(Your task):
For this task, extract exactly the lines of the data below, from the line containing "Output the text content of this document." through the last one, with pictures left out.

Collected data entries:
--------------------
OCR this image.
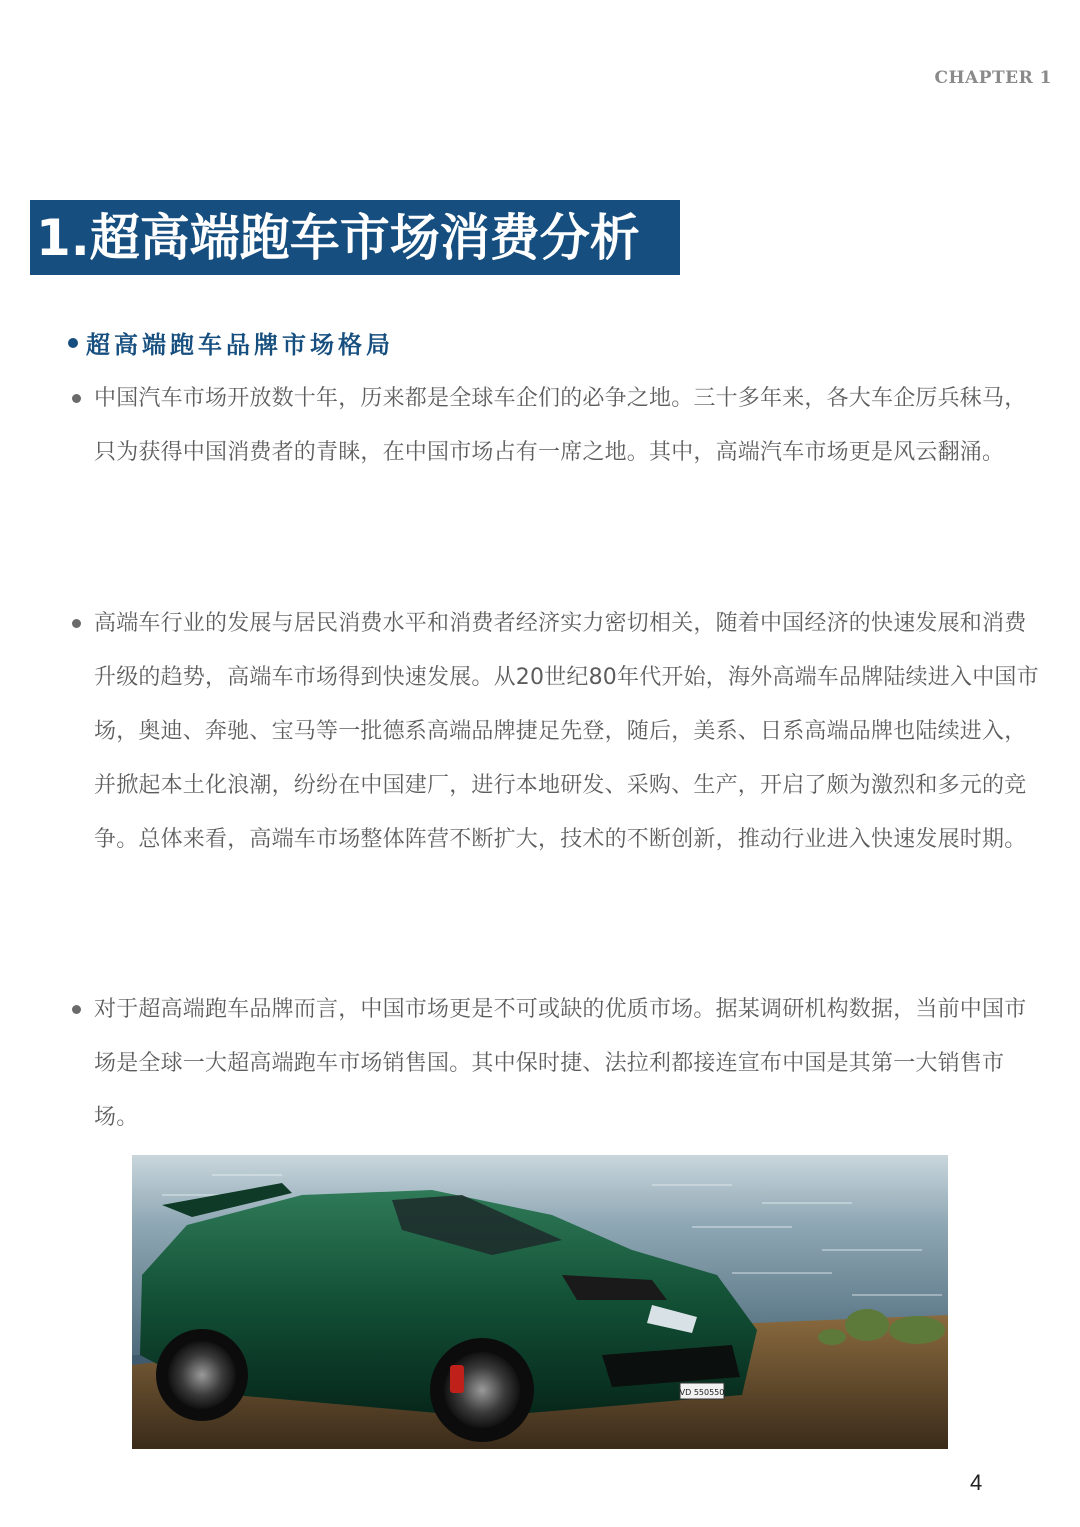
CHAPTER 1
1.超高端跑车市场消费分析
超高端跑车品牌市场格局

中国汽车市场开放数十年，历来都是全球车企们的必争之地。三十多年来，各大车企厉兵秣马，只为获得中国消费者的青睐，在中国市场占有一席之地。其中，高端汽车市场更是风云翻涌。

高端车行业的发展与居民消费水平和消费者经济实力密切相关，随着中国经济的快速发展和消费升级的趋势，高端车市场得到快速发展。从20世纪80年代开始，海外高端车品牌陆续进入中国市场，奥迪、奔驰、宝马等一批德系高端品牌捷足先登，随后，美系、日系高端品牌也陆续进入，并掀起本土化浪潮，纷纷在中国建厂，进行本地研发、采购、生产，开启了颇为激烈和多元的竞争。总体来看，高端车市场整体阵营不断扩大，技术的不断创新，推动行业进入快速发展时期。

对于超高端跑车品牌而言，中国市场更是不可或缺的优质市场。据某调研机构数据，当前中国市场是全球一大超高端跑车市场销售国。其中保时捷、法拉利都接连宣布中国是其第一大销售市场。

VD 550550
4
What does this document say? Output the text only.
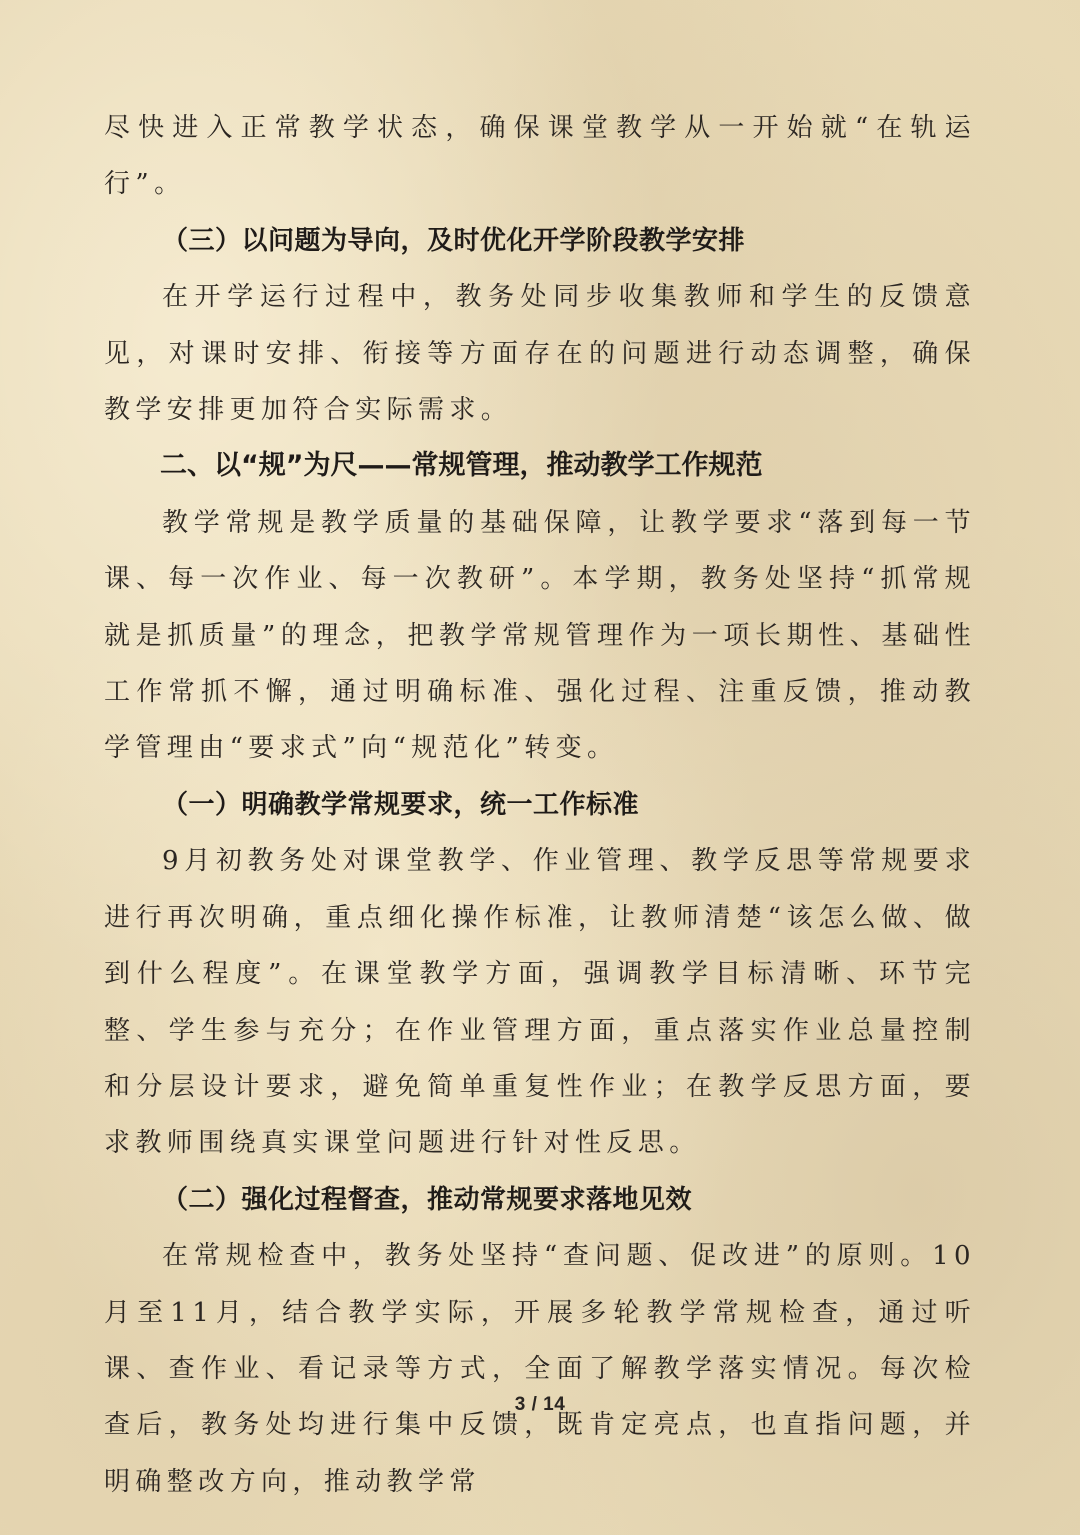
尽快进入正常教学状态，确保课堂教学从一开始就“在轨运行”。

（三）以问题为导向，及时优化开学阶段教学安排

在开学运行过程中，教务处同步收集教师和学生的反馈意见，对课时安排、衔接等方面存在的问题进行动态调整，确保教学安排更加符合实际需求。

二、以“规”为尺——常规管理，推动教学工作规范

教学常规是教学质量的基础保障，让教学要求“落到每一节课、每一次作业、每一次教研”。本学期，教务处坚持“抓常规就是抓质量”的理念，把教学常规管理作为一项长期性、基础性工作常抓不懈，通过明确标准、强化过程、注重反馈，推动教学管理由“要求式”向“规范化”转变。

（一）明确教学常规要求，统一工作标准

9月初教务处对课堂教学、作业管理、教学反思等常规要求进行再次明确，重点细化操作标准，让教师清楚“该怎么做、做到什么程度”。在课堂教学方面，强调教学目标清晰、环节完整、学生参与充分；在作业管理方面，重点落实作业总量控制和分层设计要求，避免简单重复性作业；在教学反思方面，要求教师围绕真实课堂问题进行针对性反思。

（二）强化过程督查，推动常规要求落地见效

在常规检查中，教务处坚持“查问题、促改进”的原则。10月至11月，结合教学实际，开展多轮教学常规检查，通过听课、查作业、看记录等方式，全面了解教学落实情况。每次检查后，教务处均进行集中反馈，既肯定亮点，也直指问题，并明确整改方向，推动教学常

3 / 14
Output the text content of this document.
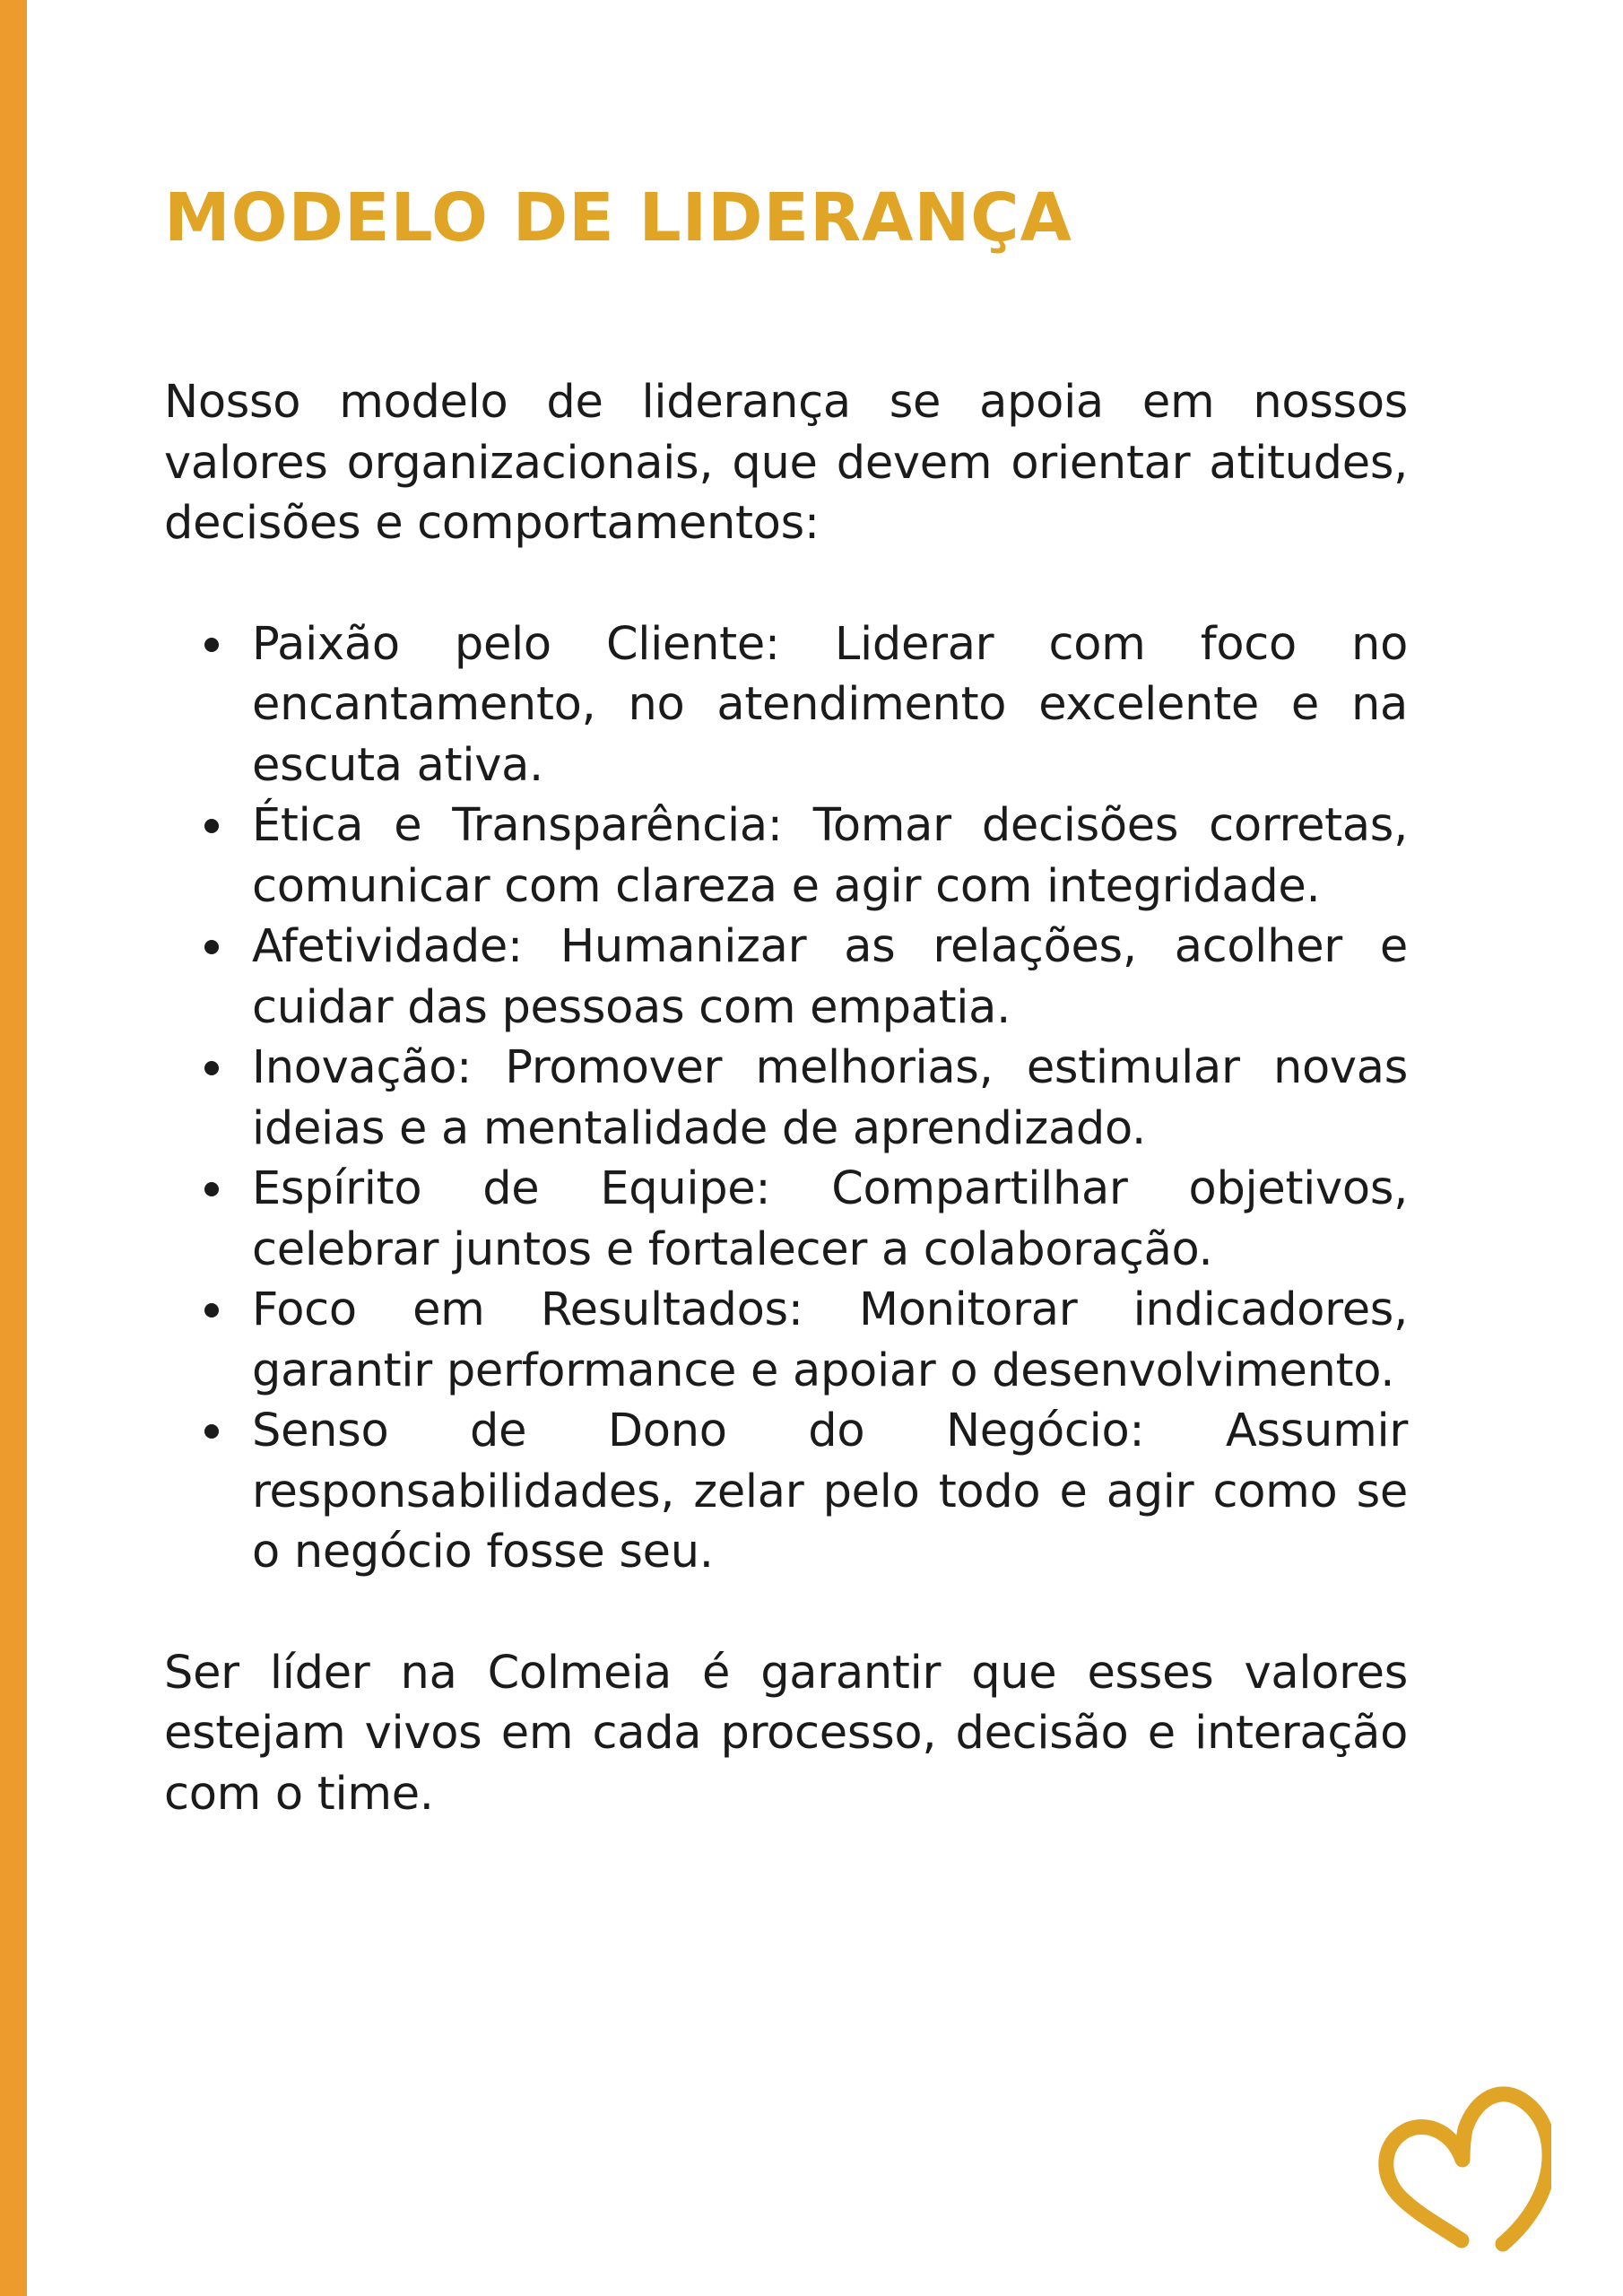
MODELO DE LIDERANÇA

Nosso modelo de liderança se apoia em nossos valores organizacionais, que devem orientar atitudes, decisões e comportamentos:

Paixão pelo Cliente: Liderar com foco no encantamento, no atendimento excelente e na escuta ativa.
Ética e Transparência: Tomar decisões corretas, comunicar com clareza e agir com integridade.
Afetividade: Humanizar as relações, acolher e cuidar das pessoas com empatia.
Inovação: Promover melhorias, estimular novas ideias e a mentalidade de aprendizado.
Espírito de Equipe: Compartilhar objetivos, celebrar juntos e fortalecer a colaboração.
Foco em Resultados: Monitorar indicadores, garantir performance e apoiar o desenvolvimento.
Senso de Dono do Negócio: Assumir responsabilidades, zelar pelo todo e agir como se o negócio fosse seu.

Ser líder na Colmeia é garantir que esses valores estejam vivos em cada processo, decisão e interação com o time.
--------------------
(Correct answer):
Output the text content of this document.
MODELO DE LIDERANÇA

Nosso modelo de liderança se apoia em nossos valores organizacionais, que devem orientar atitudes, decisões e comportamentos:

Paixão pelo Cliente: Liderar com foco no encantamento, no atendimento excelente e na escuta ativa.
Ética e Transparência: Tomar decisões corretas, comunicar com clareza e agir com integridade.
Afetividade: Humanizar as relações, acolher e cuidar das pessoas com empatia.
Inovação: Promover melhorias, estimular novas ideias e a mentalidade de aprendizado.
Espírito de Equipe: Compartilhar objetivos, celebrar juntos e fortalecer a colaboração.
Foco em Resultados: Monitorar indicadores, garantir performance e apoiar o desenvolvimento.
Senso de Dono do Negócio: Assumir responsabilidades, zelar pelo todo e agir como se o negócio fosse seu.

Ser líder na Colmeia é garantir que esses valores estejam vivos em cada processo, decisão e interação com o time.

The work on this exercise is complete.